Data to use.
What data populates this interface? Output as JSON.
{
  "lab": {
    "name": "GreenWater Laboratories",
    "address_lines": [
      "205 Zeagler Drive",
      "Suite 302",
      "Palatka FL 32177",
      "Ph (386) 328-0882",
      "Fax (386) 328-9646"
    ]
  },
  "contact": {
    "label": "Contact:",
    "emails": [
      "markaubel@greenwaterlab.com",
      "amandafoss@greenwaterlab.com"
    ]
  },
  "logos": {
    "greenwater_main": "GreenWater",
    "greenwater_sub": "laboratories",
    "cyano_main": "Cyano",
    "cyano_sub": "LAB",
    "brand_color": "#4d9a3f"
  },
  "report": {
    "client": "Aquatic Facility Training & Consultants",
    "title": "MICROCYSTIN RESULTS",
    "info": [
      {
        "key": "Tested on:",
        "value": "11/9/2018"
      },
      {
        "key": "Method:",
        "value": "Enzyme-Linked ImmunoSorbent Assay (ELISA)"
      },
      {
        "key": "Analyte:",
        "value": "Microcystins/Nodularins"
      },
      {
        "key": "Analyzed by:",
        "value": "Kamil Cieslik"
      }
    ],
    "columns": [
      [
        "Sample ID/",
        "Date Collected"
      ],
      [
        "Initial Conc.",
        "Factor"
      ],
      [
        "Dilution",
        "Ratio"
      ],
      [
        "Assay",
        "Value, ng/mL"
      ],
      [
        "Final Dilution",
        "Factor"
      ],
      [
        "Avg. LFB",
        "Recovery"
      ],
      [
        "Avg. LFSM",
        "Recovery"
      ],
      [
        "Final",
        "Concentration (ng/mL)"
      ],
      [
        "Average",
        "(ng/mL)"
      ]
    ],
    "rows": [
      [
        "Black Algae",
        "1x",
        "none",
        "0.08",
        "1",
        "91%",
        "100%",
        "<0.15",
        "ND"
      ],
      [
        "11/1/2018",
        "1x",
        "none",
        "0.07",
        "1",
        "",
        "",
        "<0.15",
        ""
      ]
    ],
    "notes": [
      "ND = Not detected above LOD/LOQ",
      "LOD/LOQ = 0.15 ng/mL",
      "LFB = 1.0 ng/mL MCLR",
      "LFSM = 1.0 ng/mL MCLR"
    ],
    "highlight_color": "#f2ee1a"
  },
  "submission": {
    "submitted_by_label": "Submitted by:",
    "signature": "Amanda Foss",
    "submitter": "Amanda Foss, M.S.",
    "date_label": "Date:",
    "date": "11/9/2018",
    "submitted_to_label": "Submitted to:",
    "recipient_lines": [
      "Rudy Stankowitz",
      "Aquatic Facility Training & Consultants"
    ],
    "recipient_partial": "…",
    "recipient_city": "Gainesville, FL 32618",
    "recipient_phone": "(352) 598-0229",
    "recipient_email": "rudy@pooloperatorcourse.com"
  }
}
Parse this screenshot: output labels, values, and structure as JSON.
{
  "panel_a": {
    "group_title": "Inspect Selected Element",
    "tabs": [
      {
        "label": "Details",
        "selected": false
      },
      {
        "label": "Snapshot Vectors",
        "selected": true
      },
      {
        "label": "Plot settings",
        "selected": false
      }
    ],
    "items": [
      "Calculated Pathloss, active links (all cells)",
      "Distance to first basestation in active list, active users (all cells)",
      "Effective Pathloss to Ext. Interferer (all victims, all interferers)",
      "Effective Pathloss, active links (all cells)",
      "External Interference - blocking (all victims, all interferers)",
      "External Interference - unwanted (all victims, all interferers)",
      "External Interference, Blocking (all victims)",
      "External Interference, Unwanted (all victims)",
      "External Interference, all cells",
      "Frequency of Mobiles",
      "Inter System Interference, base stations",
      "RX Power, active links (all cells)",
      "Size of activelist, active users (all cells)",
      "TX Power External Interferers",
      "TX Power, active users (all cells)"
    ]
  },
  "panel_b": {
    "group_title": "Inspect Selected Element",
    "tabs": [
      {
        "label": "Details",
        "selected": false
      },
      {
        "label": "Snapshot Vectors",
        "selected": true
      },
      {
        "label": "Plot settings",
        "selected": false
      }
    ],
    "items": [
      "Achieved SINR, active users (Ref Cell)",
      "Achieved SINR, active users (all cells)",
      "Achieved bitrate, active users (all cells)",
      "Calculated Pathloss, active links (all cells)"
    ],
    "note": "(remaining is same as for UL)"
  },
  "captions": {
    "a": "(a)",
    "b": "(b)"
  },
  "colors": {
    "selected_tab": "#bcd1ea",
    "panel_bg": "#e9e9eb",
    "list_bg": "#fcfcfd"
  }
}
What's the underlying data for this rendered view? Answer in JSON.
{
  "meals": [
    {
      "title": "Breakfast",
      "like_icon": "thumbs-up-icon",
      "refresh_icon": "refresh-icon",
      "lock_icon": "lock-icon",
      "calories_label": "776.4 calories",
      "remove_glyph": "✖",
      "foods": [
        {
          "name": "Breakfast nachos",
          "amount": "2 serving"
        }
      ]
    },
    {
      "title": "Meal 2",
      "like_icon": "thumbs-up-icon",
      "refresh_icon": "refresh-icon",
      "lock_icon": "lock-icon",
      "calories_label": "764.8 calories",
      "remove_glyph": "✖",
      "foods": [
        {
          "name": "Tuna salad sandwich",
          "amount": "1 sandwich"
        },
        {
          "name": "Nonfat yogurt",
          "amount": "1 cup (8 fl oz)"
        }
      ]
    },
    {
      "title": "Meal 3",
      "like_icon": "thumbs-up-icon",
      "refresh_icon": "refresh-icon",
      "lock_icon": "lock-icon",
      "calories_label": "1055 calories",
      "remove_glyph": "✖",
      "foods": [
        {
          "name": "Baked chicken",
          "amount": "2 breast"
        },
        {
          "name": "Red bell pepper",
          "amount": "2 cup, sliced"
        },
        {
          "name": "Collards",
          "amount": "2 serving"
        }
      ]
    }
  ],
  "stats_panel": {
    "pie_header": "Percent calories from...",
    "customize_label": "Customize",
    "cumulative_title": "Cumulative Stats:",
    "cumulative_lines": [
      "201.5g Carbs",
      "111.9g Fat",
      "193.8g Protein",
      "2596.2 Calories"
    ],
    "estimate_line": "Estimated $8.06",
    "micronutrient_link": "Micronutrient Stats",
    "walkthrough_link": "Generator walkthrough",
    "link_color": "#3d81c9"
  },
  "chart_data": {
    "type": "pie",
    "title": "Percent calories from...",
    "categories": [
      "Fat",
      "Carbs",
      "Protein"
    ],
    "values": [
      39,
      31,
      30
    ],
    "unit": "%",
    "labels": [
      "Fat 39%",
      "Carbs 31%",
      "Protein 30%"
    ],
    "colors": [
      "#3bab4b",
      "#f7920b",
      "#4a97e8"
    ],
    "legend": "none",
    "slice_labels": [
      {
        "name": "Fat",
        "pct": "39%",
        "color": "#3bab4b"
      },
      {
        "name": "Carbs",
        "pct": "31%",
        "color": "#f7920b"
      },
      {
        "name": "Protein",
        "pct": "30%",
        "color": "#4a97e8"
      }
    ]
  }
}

Activity. Give the number of lines in the data that contain the string "active" and nothing more.

Final answer. 10